- **Work to complete**
Which lines hold the word "Kept"? Copy each one.

- **Exercise input**
◆ ◆ ◆

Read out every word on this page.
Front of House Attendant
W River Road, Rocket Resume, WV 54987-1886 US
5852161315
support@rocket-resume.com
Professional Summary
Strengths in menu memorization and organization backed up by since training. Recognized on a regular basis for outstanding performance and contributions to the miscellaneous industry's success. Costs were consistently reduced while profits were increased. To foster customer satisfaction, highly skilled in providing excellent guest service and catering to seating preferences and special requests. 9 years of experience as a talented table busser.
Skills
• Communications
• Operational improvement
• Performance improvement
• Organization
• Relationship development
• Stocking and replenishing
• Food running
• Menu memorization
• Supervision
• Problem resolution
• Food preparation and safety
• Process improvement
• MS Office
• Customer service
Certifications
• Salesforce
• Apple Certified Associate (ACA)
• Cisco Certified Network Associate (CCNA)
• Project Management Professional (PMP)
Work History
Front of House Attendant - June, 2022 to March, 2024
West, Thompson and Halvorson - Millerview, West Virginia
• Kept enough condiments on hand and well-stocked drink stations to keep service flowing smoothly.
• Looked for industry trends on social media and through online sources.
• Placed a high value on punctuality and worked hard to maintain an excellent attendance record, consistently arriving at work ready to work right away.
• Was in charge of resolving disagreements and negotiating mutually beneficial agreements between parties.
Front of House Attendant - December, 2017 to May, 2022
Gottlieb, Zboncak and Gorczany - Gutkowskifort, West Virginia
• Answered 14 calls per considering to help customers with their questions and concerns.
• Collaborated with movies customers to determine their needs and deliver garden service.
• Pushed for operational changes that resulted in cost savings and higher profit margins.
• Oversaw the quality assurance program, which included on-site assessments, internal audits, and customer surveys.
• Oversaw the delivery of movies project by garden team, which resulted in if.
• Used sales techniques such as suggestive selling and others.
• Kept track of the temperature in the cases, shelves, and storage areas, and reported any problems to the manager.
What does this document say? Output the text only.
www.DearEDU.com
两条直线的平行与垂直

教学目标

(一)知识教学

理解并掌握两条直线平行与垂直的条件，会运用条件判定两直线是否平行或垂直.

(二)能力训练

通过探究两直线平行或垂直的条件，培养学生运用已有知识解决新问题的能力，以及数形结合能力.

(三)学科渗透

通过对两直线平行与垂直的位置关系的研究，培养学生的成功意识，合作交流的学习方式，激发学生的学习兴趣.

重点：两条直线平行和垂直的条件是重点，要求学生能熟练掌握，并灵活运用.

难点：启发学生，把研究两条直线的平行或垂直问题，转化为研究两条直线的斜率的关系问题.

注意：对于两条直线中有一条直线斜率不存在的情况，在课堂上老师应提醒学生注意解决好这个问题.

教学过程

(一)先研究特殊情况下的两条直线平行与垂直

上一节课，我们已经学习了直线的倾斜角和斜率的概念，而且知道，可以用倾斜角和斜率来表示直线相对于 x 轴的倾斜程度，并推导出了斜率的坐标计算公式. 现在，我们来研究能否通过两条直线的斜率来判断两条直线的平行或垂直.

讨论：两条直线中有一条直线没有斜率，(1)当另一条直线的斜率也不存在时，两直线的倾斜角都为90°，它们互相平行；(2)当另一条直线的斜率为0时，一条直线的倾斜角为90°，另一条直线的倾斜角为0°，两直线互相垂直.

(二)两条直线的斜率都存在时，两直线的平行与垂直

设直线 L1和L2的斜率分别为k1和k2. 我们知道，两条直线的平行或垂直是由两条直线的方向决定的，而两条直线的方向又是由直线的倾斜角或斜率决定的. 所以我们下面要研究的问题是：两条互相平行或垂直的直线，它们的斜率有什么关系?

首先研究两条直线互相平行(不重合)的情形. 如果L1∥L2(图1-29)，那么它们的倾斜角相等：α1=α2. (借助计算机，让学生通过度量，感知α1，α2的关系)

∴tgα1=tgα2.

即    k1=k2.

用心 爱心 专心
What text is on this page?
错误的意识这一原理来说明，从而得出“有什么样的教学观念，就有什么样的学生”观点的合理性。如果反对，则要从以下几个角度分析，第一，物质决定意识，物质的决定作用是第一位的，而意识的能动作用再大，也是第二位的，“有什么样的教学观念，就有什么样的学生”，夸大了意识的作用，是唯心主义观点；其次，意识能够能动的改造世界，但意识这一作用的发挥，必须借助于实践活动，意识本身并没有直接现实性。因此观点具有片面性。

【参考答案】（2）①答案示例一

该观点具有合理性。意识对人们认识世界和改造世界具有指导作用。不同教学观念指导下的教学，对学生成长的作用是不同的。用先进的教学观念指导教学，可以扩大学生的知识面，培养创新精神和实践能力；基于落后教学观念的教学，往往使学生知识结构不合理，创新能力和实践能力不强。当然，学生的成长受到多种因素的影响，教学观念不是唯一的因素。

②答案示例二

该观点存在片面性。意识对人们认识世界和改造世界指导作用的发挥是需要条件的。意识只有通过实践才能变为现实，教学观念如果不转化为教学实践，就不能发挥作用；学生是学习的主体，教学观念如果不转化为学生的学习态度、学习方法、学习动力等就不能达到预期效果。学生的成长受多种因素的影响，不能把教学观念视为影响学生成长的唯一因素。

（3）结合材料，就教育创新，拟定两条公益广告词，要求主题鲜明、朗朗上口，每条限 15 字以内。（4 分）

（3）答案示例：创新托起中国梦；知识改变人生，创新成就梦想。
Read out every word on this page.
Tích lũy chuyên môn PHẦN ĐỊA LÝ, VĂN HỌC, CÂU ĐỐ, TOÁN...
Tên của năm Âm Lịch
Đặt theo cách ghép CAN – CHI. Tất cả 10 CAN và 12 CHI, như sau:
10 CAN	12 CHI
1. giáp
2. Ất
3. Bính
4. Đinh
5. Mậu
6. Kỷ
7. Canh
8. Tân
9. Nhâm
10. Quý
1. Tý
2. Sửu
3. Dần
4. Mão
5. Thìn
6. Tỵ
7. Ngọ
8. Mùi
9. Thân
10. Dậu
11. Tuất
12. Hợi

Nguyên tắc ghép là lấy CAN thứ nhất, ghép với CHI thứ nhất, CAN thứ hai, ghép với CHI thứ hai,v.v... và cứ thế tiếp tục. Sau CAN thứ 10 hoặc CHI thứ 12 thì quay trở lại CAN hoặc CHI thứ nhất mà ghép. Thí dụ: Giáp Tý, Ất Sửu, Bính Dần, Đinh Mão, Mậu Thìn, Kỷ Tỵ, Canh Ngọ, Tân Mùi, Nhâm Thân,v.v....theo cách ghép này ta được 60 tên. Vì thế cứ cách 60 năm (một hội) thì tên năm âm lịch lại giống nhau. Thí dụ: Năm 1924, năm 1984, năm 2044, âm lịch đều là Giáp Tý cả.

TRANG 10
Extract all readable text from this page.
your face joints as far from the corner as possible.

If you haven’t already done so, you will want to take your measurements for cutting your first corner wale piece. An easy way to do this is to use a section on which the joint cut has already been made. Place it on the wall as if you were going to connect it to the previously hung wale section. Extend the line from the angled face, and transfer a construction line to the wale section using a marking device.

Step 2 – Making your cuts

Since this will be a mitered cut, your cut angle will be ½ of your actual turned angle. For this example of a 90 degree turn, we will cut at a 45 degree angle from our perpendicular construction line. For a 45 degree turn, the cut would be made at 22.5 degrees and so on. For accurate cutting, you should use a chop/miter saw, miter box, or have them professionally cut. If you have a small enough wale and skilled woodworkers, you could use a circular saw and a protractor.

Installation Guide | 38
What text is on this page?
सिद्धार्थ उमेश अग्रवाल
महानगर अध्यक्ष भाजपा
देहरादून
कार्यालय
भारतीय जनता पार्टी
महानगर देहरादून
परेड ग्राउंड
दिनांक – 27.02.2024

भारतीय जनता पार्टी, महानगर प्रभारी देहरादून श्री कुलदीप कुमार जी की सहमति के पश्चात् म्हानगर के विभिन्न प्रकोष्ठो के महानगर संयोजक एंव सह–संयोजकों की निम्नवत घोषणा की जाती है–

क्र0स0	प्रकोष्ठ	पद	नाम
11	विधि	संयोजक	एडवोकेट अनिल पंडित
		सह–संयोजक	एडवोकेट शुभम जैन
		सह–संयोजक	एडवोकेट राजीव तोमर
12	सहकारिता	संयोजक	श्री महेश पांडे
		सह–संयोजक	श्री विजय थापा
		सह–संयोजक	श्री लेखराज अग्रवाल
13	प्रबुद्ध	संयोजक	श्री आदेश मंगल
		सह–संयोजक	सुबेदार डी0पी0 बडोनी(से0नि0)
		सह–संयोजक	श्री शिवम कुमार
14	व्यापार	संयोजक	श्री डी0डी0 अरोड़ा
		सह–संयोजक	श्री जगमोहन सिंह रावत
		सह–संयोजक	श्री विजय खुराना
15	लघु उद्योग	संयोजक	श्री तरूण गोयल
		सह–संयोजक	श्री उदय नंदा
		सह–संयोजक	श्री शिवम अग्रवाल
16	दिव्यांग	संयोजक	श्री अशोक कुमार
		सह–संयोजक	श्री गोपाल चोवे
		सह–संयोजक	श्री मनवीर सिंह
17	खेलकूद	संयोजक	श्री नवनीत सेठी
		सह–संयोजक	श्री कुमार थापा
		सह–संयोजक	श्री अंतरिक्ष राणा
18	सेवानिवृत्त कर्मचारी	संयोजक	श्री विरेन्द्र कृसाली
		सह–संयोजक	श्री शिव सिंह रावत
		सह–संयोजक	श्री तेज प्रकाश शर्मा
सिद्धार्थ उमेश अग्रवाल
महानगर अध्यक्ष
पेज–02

◆ ◆ ◆

- **Completed task**
• Kept enough condiments on hand and well-stocked drink stations to keep service flowing smoothly.
• Kept track of the temperature in the cases, shelves, and storage areas, and reported any problems to the manager.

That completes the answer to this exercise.